Exercise requirements:
Say how many lines contain "acumulării"; the answer is the number alone.

* begin Records provided *

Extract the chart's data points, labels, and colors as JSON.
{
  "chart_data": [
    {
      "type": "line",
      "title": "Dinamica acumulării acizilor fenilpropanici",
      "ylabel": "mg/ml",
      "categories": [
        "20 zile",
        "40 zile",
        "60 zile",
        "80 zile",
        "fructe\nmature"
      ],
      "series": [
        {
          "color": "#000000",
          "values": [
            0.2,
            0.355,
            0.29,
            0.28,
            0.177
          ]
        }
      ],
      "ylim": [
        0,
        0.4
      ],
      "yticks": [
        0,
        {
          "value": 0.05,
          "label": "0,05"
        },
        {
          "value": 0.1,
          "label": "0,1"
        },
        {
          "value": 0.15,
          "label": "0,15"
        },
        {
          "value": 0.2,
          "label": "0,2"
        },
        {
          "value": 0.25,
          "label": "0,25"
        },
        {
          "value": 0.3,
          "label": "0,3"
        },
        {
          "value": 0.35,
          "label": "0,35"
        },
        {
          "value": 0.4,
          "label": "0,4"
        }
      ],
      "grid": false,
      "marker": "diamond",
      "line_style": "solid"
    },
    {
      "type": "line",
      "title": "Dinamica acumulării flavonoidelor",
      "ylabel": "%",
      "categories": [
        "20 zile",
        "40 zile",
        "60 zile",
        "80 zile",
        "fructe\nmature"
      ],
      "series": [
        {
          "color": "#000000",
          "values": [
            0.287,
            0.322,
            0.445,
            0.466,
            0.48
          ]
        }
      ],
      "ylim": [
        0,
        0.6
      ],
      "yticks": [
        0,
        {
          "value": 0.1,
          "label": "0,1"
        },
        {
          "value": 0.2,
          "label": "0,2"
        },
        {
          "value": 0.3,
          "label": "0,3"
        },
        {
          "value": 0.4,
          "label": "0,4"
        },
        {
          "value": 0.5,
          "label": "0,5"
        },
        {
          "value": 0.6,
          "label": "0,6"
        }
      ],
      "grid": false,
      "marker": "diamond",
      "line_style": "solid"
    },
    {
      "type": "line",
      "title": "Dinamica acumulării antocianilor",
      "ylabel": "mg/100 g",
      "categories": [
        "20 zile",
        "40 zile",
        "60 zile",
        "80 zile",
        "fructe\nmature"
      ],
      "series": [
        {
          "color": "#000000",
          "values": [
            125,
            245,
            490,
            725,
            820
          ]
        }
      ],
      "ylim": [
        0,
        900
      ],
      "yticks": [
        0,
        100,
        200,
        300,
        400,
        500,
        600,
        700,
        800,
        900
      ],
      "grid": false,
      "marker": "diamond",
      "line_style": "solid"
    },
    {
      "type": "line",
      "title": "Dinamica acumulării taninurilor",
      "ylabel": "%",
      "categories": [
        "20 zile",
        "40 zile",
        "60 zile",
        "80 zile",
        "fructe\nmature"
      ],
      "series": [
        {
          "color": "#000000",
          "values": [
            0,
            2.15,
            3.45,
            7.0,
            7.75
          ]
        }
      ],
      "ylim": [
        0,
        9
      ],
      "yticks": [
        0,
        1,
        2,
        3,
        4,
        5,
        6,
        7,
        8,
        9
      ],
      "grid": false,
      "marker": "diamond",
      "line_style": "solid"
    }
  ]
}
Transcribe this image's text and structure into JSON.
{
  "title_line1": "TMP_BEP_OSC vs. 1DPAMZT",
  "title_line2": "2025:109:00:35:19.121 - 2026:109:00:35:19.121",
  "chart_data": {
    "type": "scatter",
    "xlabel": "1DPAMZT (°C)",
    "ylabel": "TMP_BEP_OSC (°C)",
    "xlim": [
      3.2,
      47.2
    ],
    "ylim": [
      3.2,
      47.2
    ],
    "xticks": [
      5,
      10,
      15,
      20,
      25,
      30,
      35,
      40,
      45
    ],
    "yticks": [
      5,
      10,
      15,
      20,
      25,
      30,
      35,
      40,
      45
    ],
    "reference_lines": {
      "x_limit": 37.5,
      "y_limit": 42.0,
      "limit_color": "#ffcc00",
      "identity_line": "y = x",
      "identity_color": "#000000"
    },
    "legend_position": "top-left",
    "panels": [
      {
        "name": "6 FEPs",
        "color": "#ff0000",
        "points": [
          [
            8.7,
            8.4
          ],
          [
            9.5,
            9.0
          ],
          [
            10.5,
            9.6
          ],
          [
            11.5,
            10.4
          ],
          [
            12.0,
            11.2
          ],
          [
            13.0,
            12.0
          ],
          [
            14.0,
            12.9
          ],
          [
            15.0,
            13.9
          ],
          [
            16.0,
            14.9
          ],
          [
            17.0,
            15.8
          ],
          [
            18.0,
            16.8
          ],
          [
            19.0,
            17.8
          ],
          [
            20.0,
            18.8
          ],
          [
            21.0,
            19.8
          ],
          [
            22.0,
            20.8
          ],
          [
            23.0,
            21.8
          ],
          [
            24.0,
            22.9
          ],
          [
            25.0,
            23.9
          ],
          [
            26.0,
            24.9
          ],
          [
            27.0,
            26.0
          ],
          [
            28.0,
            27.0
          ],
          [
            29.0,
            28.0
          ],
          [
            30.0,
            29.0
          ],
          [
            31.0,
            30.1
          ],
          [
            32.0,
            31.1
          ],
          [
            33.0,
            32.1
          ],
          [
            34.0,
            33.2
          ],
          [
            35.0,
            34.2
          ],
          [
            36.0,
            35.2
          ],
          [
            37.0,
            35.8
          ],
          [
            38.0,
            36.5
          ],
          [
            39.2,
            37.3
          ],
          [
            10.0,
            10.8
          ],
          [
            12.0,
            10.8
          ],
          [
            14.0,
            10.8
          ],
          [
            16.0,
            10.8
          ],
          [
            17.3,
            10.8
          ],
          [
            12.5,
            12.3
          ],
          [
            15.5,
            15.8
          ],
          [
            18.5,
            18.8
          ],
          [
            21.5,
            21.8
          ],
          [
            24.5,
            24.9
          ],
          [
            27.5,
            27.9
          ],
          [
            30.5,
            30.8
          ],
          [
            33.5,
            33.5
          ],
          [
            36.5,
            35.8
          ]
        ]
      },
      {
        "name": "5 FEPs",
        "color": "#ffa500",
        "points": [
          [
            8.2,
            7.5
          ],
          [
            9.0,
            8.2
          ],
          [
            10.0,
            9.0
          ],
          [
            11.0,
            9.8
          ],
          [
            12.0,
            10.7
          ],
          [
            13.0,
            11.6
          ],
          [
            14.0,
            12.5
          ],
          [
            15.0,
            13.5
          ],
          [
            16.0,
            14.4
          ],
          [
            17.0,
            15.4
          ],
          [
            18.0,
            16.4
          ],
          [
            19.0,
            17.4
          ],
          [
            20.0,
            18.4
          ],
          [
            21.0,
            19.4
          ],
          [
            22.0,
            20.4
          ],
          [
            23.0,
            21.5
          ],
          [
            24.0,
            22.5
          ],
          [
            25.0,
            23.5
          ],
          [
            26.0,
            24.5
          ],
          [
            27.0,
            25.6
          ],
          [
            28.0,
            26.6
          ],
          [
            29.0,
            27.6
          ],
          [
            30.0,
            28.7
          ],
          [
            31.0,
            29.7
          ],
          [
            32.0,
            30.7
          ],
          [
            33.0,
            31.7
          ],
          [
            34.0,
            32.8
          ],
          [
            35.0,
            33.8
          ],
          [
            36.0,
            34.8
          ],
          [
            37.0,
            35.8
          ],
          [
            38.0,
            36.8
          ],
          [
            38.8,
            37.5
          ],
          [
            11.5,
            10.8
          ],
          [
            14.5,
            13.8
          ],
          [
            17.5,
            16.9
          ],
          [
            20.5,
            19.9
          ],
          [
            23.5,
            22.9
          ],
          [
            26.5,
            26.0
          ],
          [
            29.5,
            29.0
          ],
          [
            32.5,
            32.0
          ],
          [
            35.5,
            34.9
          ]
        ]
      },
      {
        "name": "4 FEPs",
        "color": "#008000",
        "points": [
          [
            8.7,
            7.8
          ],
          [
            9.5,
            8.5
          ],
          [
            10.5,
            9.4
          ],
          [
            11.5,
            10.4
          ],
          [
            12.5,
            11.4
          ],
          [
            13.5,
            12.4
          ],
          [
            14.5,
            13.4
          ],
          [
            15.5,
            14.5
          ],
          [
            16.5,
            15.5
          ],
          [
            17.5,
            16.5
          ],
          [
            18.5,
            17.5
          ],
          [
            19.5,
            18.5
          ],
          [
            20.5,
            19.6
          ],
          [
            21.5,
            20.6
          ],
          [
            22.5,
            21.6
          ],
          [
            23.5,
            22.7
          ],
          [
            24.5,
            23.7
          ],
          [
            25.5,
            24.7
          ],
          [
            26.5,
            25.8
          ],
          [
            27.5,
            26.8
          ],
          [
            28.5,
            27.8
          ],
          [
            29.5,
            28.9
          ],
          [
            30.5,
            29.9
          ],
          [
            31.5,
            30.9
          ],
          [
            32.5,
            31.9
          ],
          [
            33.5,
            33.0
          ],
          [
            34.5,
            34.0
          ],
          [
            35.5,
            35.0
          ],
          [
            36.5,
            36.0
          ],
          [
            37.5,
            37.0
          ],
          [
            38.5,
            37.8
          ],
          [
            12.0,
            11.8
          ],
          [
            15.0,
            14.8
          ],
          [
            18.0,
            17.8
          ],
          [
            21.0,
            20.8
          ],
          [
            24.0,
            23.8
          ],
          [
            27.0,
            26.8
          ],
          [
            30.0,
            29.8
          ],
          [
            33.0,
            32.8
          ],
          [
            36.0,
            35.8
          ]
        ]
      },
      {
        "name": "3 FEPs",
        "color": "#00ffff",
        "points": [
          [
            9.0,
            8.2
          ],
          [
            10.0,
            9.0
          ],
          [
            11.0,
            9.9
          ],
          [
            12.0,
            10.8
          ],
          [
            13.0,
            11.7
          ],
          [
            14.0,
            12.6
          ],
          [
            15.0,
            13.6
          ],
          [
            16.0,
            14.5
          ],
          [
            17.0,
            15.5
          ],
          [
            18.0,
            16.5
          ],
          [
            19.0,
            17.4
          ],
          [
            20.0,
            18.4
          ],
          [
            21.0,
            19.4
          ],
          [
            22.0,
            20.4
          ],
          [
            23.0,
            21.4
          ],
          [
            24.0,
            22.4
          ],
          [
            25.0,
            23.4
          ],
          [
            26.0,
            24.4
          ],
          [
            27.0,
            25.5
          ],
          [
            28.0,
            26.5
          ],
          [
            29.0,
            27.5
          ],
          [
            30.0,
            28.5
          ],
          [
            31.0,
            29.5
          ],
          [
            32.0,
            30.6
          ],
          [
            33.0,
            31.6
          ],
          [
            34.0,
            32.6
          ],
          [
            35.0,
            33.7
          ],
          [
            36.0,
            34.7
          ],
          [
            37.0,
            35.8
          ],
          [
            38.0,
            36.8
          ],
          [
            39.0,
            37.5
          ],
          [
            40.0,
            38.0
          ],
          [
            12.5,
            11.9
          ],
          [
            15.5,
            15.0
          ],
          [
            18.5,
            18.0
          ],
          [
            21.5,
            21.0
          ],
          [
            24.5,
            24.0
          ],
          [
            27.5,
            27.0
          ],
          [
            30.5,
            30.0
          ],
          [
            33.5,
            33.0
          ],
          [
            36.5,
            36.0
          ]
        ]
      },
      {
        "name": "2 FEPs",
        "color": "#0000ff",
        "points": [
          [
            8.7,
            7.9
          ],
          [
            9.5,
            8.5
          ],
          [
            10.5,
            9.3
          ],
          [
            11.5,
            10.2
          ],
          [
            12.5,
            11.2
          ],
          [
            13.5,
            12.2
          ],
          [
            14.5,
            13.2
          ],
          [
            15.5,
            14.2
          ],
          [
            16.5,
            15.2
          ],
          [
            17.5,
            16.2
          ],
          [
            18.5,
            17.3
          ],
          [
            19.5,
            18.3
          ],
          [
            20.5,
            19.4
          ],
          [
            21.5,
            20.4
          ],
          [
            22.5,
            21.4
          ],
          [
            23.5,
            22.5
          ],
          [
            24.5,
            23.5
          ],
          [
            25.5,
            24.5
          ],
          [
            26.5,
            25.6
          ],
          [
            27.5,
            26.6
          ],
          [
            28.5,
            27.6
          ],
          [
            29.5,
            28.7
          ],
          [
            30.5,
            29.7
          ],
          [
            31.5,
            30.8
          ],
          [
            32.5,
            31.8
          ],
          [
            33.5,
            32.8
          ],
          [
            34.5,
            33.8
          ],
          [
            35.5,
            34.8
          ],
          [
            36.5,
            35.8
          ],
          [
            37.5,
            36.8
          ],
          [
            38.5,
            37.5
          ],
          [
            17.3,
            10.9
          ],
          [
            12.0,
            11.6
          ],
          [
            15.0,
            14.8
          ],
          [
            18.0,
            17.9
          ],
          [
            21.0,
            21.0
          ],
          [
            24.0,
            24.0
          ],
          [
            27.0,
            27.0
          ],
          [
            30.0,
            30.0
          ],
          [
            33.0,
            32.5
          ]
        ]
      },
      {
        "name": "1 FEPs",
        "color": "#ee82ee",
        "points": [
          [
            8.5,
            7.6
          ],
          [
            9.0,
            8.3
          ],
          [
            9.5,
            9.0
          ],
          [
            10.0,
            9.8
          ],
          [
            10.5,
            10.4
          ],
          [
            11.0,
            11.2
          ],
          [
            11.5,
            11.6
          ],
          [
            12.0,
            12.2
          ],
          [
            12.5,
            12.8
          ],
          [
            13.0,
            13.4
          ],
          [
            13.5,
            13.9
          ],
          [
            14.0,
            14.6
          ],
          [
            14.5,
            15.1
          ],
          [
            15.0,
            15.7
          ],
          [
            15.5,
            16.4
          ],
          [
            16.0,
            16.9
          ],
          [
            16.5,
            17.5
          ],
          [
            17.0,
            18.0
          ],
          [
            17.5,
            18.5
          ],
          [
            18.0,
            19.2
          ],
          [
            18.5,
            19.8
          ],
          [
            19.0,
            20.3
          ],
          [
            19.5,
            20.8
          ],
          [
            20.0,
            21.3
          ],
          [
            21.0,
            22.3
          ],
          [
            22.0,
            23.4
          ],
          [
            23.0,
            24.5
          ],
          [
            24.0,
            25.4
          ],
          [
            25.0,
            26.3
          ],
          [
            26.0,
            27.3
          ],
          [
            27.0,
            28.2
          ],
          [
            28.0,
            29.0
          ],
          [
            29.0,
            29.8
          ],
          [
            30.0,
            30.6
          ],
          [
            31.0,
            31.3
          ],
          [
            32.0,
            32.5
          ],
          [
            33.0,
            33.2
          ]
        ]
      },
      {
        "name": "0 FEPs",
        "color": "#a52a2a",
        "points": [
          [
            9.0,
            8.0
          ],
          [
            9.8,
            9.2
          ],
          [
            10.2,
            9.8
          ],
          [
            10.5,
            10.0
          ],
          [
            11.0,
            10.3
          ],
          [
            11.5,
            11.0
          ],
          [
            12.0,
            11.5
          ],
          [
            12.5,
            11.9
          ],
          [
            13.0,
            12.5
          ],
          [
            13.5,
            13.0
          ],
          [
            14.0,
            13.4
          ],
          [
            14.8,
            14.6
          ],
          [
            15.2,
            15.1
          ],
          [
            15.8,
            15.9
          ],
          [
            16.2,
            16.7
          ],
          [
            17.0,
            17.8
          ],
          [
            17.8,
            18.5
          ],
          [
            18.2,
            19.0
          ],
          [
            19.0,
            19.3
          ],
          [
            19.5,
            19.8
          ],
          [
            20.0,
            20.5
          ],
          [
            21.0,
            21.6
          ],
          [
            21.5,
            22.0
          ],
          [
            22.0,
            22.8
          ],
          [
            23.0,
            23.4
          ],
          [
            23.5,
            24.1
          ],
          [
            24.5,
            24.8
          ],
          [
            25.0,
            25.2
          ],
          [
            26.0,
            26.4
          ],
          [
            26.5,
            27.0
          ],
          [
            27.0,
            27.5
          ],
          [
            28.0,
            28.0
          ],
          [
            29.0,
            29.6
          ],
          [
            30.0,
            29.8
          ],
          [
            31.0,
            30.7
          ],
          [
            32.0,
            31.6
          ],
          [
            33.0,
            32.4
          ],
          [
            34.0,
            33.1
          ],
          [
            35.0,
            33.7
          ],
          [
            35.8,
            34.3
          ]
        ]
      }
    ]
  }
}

* end Records provided *

Answer for this exercise:
4